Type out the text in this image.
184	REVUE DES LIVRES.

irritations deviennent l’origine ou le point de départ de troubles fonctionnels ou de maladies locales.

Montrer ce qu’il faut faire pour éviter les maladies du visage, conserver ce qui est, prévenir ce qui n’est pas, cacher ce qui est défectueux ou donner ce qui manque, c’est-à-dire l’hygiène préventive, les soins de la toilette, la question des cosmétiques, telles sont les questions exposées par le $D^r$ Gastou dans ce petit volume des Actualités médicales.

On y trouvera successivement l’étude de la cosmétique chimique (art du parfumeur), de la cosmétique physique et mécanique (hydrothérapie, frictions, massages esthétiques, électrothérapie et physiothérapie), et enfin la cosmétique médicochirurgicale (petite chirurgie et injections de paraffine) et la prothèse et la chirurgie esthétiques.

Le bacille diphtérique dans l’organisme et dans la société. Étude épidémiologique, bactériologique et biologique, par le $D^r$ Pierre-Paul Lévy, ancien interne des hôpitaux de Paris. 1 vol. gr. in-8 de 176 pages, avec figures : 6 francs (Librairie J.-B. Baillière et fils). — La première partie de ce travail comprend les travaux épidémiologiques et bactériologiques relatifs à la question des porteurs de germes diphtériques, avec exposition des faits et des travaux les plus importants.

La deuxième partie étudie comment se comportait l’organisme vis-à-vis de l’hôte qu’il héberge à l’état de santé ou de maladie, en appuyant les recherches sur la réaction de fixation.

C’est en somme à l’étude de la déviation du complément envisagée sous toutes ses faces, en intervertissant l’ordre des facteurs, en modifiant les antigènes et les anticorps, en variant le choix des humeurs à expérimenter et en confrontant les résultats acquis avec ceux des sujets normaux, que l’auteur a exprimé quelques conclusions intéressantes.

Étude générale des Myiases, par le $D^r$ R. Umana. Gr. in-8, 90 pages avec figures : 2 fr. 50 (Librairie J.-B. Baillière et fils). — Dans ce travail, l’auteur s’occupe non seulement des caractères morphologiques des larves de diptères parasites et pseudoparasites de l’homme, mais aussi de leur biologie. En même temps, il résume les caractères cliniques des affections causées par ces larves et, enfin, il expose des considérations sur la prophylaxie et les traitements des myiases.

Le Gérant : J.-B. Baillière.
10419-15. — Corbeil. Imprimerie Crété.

EXERCISE TASK.
How many of the lines above hold "maladies"? Answer with only the number.

ANSWER TO THE EXERCISE.
2